**EXERCISE INSTRUCTIONS**.
Lift out each line of the data that holds "приобретения".

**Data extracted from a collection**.
******

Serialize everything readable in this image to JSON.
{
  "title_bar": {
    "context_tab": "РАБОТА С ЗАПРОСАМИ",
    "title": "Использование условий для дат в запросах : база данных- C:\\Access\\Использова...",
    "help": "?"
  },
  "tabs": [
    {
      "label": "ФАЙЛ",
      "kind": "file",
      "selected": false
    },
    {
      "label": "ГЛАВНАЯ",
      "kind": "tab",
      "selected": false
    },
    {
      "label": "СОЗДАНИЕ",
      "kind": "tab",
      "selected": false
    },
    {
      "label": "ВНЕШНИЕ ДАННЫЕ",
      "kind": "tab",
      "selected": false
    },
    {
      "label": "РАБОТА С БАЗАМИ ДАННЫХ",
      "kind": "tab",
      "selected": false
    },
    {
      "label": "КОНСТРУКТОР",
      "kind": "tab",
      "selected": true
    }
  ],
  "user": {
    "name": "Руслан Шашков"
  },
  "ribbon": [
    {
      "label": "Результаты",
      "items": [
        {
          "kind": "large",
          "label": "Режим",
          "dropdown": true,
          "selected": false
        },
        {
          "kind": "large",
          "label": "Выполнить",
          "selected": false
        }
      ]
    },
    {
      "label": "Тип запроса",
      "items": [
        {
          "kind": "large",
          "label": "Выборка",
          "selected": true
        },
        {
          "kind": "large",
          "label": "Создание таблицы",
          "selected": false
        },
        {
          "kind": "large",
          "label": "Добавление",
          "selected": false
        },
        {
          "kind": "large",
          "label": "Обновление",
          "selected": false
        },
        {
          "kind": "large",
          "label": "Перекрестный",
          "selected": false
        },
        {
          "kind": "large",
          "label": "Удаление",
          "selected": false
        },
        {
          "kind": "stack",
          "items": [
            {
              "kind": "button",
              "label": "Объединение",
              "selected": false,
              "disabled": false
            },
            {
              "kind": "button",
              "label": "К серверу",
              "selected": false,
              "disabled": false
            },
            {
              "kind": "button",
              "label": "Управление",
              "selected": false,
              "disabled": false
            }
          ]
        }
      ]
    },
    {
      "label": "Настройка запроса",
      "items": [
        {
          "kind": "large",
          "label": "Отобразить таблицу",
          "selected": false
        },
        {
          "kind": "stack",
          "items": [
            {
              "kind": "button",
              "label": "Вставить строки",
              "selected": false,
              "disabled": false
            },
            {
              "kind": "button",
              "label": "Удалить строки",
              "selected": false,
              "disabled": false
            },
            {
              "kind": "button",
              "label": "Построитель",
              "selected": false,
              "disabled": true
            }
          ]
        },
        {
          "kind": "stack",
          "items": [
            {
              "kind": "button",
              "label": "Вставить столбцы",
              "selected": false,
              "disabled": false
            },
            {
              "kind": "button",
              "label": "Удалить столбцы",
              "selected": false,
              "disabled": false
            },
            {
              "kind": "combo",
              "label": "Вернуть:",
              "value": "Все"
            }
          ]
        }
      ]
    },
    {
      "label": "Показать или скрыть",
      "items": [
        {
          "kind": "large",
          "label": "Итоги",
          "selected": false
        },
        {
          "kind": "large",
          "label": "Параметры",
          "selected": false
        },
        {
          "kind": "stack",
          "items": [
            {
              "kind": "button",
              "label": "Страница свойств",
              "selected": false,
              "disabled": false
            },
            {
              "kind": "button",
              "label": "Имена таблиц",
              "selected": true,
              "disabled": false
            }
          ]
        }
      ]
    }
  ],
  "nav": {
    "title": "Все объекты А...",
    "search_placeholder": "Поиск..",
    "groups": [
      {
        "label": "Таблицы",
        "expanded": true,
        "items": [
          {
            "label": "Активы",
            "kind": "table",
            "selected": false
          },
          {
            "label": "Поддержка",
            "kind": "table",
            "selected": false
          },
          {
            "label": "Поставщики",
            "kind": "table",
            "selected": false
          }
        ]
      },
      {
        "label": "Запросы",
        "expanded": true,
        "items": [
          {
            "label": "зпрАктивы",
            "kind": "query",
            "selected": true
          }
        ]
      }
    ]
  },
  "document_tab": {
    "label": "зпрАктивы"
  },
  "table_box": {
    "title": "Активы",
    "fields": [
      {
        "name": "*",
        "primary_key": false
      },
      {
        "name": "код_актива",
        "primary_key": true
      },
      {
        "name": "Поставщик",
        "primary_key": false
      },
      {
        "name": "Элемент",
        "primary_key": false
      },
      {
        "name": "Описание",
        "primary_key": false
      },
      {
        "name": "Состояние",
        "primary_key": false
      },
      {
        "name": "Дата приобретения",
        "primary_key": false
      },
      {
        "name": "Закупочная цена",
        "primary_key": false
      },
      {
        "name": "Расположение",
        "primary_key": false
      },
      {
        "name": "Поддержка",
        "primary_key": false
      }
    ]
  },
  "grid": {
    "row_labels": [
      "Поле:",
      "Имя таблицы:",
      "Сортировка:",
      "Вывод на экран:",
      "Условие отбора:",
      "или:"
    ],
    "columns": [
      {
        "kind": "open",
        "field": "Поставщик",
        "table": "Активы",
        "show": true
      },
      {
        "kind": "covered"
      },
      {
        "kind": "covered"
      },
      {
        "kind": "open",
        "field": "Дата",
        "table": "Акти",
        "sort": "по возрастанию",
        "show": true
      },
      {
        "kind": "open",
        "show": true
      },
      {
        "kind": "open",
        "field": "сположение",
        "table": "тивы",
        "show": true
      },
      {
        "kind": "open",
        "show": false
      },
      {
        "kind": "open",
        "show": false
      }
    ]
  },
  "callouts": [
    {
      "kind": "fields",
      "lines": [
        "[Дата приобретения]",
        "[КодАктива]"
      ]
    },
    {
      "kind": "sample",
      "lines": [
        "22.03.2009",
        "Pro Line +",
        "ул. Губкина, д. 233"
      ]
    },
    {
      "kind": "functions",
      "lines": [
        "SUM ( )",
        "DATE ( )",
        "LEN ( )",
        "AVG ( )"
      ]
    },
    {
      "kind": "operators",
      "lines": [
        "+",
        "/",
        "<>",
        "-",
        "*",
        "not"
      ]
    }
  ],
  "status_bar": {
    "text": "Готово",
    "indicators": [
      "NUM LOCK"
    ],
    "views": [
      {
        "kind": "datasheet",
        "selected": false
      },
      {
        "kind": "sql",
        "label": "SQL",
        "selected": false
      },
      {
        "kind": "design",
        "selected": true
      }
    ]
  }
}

******

**FULL OUTPUT**.
        "name": "Дата приобретения",
        "[Дата приобретения]",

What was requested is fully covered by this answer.